** WHAT IS NEEDED **
Look for the word "Discontinued" in the entries below, then copy every line that has it.

** DATA LINES **

▬▬▬

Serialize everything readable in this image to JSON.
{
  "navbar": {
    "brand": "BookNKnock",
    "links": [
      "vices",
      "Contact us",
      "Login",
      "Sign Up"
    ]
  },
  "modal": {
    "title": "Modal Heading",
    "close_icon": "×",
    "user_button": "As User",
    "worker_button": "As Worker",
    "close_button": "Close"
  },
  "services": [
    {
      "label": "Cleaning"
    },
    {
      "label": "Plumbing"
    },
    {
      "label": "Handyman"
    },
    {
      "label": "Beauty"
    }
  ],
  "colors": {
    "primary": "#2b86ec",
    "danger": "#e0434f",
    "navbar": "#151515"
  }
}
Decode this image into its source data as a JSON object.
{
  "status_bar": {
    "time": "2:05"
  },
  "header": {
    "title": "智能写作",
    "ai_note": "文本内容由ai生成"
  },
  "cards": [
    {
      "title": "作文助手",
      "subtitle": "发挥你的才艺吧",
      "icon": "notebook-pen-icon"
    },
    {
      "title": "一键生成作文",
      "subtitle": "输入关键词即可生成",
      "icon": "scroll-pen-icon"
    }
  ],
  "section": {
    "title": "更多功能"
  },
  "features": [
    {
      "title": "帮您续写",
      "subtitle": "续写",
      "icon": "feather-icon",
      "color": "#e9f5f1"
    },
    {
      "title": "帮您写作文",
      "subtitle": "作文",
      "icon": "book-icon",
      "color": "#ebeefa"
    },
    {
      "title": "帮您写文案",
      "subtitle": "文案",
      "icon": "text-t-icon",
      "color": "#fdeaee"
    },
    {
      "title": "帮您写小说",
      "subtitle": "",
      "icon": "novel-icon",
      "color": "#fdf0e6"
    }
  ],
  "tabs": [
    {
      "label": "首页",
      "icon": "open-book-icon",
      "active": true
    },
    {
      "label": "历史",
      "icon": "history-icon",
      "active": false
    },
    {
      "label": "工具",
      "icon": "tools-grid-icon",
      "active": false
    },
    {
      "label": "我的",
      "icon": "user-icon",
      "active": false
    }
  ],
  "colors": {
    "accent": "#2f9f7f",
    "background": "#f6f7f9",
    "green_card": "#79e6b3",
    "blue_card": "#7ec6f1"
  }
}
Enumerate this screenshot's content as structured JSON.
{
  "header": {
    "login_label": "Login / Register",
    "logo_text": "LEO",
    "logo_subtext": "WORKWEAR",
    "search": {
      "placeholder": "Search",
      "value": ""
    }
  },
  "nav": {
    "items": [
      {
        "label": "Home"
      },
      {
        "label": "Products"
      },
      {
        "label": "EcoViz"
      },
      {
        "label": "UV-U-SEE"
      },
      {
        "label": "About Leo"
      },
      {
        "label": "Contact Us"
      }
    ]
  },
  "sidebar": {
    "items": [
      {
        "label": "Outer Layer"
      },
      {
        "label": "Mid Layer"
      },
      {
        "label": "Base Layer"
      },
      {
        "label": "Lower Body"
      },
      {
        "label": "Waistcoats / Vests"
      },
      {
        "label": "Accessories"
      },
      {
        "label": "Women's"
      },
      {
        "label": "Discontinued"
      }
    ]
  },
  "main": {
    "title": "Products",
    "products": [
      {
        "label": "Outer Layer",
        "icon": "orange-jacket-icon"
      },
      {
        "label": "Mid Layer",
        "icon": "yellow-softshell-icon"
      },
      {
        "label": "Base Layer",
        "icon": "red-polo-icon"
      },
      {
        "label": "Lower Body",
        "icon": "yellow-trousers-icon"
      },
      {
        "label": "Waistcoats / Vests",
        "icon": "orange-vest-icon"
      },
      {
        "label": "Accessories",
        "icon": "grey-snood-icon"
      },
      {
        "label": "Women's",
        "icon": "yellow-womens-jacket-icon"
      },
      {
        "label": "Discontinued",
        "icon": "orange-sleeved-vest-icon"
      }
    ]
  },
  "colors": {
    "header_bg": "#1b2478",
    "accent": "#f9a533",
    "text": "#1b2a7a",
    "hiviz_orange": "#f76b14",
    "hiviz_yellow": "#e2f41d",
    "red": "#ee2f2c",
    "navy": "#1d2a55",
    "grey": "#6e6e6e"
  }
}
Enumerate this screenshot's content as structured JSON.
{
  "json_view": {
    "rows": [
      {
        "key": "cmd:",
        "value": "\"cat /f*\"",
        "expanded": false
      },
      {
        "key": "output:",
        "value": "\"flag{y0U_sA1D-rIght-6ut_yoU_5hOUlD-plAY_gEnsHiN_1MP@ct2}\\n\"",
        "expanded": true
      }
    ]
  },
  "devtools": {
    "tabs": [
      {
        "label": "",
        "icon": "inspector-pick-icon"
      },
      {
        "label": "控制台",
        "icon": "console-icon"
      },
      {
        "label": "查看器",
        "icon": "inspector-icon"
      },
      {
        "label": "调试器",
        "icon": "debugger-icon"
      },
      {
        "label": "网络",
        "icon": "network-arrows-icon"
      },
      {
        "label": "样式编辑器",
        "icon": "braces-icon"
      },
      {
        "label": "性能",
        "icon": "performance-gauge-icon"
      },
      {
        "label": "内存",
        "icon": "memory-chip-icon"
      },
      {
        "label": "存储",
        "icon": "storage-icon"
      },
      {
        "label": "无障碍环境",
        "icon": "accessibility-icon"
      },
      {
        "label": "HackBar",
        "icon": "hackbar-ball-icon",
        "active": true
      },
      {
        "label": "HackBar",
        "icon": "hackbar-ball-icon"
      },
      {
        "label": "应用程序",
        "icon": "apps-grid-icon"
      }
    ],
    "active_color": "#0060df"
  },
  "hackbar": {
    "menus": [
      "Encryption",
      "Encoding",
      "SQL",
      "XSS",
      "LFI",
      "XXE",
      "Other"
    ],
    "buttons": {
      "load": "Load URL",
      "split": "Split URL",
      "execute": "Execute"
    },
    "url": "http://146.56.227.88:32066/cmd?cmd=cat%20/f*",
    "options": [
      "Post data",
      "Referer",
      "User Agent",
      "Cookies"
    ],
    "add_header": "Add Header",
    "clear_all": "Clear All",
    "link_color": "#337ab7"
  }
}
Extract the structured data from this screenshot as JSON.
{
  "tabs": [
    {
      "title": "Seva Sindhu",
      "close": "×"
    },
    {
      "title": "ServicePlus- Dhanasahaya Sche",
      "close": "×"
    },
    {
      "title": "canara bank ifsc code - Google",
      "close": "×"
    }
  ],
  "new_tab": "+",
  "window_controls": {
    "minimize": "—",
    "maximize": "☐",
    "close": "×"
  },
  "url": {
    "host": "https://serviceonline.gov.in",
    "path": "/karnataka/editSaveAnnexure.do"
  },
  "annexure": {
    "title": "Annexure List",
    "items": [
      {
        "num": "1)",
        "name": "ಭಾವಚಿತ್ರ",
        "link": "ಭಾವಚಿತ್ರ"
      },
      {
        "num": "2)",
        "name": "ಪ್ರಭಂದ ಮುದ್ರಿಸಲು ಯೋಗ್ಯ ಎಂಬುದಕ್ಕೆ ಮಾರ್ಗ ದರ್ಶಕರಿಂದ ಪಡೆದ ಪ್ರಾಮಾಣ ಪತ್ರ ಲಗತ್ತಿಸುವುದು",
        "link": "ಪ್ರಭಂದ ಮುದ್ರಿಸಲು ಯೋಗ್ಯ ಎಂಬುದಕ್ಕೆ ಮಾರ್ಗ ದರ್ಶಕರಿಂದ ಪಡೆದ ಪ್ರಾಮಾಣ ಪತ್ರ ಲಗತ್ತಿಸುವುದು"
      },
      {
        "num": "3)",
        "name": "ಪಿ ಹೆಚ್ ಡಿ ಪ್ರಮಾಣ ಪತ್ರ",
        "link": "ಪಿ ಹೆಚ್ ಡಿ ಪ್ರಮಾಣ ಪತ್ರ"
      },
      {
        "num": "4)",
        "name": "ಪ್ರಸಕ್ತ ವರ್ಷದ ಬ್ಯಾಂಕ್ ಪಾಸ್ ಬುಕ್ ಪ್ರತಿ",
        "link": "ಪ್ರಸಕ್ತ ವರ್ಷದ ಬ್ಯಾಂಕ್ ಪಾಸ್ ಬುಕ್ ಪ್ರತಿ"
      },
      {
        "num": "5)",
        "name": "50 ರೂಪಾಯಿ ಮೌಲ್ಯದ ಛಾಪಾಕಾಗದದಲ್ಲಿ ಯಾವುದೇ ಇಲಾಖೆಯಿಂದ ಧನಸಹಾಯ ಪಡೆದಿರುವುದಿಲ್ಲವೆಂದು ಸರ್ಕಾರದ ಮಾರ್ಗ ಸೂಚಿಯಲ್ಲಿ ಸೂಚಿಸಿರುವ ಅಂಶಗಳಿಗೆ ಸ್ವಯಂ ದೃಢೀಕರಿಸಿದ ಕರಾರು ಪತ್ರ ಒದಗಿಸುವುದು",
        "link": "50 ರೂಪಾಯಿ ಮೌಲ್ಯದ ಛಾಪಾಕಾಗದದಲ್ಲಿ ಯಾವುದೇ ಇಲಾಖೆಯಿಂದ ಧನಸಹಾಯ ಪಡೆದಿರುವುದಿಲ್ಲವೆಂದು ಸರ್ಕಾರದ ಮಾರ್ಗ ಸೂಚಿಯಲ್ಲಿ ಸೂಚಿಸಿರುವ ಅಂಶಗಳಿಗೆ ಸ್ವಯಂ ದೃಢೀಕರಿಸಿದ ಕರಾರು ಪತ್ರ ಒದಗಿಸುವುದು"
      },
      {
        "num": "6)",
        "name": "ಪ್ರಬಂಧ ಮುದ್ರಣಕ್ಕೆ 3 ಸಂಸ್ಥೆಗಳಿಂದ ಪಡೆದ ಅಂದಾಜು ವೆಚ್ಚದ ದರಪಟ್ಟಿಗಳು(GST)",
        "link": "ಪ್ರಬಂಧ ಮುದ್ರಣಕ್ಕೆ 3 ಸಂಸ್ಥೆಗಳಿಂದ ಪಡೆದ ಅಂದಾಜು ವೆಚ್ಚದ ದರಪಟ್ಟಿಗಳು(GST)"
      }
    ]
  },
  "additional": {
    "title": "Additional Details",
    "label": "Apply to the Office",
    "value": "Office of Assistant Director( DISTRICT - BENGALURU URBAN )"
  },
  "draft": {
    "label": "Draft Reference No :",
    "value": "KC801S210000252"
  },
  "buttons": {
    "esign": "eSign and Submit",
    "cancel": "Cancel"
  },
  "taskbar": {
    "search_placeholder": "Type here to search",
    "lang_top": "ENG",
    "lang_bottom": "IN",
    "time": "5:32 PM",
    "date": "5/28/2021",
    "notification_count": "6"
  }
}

▬▬▬

** RESULT OF THE EXERCISE **
        "label": "Discontinued"
        "label": "Discontinued",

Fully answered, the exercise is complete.